> [Given problem]: Would you transcribe all of the data exactly, down to the last character?

> [Data extract]:
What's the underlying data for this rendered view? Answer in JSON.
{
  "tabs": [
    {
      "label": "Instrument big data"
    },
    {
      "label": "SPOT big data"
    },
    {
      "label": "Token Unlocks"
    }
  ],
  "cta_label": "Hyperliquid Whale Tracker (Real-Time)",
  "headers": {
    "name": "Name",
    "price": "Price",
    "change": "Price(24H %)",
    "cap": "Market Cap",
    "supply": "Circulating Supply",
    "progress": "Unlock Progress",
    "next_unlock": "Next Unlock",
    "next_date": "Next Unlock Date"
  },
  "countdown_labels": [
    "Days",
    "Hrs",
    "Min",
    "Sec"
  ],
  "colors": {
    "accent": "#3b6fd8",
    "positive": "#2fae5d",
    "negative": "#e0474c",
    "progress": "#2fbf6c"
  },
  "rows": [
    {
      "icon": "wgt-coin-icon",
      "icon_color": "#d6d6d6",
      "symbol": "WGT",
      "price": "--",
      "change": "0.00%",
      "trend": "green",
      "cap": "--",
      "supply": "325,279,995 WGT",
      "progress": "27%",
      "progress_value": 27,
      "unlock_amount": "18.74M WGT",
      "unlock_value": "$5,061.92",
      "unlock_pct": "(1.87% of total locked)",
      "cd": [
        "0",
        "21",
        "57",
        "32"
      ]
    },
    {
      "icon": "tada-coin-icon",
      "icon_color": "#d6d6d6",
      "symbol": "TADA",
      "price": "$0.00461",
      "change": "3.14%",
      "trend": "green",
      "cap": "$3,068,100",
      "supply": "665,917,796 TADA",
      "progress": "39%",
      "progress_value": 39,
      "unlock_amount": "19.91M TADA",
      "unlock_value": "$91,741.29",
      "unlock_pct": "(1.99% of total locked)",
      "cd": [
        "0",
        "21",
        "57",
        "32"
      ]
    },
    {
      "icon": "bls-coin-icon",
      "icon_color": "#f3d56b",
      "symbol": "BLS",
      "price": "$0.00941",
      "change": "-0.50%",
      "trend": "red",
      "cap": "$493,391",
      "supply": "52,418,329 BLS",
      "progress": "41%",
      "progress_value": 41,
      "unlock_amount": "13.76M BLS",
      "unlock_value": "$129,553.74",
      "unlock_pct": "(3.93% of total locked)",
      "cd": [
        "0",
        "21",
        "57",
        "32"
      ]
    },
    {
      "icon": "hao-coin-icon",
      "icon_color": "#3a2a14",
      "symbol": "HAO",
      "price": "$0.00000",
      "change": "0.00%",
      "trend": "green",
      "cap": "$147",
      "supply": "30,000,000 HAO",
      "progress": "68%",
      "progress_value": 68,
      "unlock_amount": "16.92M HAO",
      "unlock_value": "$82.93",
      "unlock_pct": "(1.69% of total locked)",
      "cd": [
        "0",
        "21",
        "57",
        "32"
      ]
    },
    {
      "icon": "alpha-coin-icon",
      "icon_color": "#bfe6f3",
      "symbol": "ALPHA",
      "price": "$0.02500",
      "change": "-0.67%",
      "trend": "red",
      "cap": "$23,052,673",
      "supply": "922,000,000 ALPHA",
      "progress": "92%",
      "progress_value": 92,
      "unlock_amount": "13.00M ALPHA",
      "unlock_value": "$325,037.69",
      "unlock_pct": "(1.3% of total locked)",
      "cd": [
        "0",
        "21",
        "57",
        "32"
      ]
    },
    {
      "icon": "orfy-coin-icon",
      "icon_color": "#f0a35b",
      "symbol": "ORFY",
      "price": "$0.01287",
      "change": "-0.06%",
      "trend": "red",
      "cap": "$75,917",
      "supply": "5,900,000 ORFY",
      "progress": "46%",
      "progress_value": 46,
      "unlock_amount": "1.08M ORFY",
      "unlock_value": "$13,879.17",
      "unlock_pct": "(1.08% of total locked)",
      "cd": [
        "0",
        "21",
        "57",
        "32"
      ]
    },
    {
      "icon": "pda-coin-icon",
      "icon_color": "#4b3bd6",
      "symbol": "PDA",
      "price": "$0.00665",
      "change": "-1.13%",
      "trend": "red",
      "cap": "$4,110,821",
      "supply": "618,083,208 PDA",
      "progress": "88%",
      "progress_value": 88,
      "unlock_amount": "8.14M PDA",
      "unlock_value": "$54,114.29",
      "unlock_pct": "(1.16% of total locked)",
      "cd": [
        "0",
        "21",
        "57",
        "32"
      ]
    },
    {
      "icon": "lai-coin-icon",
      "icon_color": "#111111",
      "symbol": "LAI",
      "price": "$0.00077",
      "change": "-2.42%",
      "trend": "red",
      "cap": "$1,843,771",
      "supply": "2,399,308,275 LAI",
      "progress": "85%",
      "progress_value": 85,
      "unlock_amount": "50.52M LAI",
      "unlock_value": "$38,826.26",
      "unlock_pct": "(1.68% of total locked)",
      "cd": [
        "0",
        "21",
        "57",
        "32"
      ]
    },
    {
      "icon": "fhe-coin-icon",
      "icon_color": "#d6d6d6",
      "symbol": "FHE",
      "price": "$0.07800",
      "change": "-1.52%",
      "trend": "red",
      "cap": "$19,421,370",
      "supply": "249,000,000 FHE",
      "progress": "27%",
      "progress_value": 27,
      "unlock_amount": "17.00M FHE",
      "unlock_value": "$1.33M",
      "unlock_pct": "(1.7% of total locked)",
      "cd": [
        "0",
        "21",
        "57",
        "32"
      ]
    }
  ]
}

> [Written answer]:
What's the underlying data for this rendered view? Answer in JSON.
{
  "tabs": [
    {
      "label": "Instrument big data"
    },
    {
      "label": "SPOT big data"
    },
    {
      "label": "Token Unlocks"
    }
  ],
  "cta_label": "Hyperliquid Whale Tracker (Real-Time)",
  "headers": {
    "name": "Name",
    "price": "Price",
    "change": "Price(24H %)",
    "cap": "Market Cap",
    "supply": "Circulating Supply",
    "progress": "Unlock Progress",
    "next_unlock": "Next Unlock",
    "next_date": "Next Unlock Date"
  },
  "countdown_labels": [
    "Days",
    "Hrs",
    "Min",
    "Sec"
  ],
  "colors": {
    "accent": "#3b6fd8",
    "positive": "#2fae5d",
    "negative": "#e0474c",
    "progress": "#2fbf6c"
  },
  "rows": [
    {
      "icon": "wgt-coin-icon",
      "icon_color": "#d6d6d6",
      "symbol": "WGT",
      "price": "--",
      "change": "0.00%",
      "trend": "green",
      "cap": "--",
      "supply": "325,279,995 WGT",
      "progress": "27%",
      "progress_value": 27,
      "unlock_amount": "18.74M WGT",
      "unlock_value": "$5,061.92",
      "unlock_pct": "(1.87% of total locked)",
      "cd": [
        "0",
        "21",
        "57",
        "32"
      ]
    },
    {
      "icon": "tada-coin-icon",
      "icon_color": "#d6d6d6",
      "symbol": "TADA",
      "price": "$0.00461",
      "change": "3.14%",
      "trend": "green",
      "cap": "$3,068,100",
      "supply": "665,917,796 TADA",
      "progress": "39%",
      "progress_value": 39,
      "unlock_amount": "19.91M TADA",
      "unlock_value": "$91,741.29",
      "unlock_pct": "(1.99% of total locked)",
      "cd": [
        "0",
        "21",
        "57",
        "32"
      ]
    },
    {
      "icon": "bls-coin-icon",
      "icon_color": "#f3d56b",
      "symbol": "BLS",
      "price": "$0.00941",
      "change": "-0.50%",
      "trend": "red",
      "cap": "$493,391",
      "supply": "52,418,329 BLS",
      "progress": "41%",
      "progress_value": 41,
      "unlock_amount": "13.76M BLS",
      "unlock_value": "$129,553.74",
      "unlock_pct": "(3.93% of total locked)",
      "cd": [
        "0",
        "21",
        "57",
        "32"
      ]
    },
    {
      "icon": "hao-coin-icon",
      "icon_color": "#3a2a14",
      "symbol": "HAO",
      "price": "$0.00000",
      "change": "0.00%",
      "trend": "green",
      "cap": "$147",
      "supply": "30,000,000 HAO",
      "progress": "68%",
      "progress_value": 68,
      "unlock_amount": "16.92M HAO",
      "unlock_value": "$82.93",
      "unlock_pct": "(1.69% of total locked)",
      "cd": [
        "0",
        "21",
        "57",
        "32"
      ]
    },
    {
      "icon": "alpha-coin-icon",
      "icon_color": "#bfe6f3",
      "symbol": "ALPHA",
      "price": "$0.02500",
      "change": "-0.67%",
      "trend": "red",
      "cap": "$23,052,673",
      "supply": "922,000,000 ALPHA",
      "progress": "92%",
      "progress_value": 92,
      "unlock_amount": "13.00M ALPHA",
      "unlock_value": "$325,037.69",
      "unlock_pct": "(1.3% of total locked)",
      "cd": [
        "0",
        "21",
        "57",
        "32"
      ]
    },
    {
      "icon": "orfy-coin-icon",
      "icon_color": "#f0a35b",
      "symbol": "ORFY",
      "price": "$0.01287",
      "change": "-0.06%",
      "trend": "red",
      "cap": "$75,917",
      "supply": "5,900,000 ORFY",
      "progress": "46%",
      "progress_value": 46,
      "unlock_amount": "1.08M ORFY",
      "unlock_value": "$13,879.17",
      "unlock_pct": "(1.08% of total locked)",
      "cd": [
        "0",
        "21",
        "57",
        "32"
      ]
    },
    {
      "icon": "pda-coin-icon",
      "icon_color": "#4b3bd6",
      "symbol": "PDA",
      "price": "$0.00665",
      "change": "-1.13%",
      "trend": "red",
      "cap": "$4,110,821",
      "supply": "618,083,208 PDA",
      "progress": "88%",
      "progress_value": 88,
      "unlock_amount": "8.14M PDA",
      "unlock_value": "$54,114.29",
      "unlock_pct": "(1.16% of total locked)",
      "cd": [
        "0",
        "21",
        "57",
        "32"
      ]
    },
    {
      "icon": "lai-coin-icon",
      "icon_color": "#111111",
      "symbol": "LAI",
      "price": "$0.00077",
      "change": "-2.42%",
      "trend": "red",
      "cap": "$1,843,771",
      "supply": "2,399,308,275 LAI",
      "progress": "85%",
      "progress_value": 85,
      "unlock_amount": "50.52M LAI",
      "unlock_value": "$38,826.26",
      "unlock_pct": "(1.68% of total locked)",
      "cd": [
        "0",
        "21",
        "57",
        "32"
      ]
    },
    {
      "icon": "fhe-coin-icon",
      "icon_color": "#d6d6d6",
      "symbol": "FHE",
      "price": "$0.07800",
      "change": "-1.52%",
      "trend": "red",
      "cap": "$19,421,370",
      "supply": "249,000,000 FHE",
      "progress": "27%",
      "progress_value": 27,
      "unlock_amount": "17.00M FHE",
      "unlock_value": "$1.33M",
      "unlock_pct": "(1.7% of total locked)",
      "cd": [
        "0",
        "21",
        "57",
        "32"
      ]
    }
  ]
}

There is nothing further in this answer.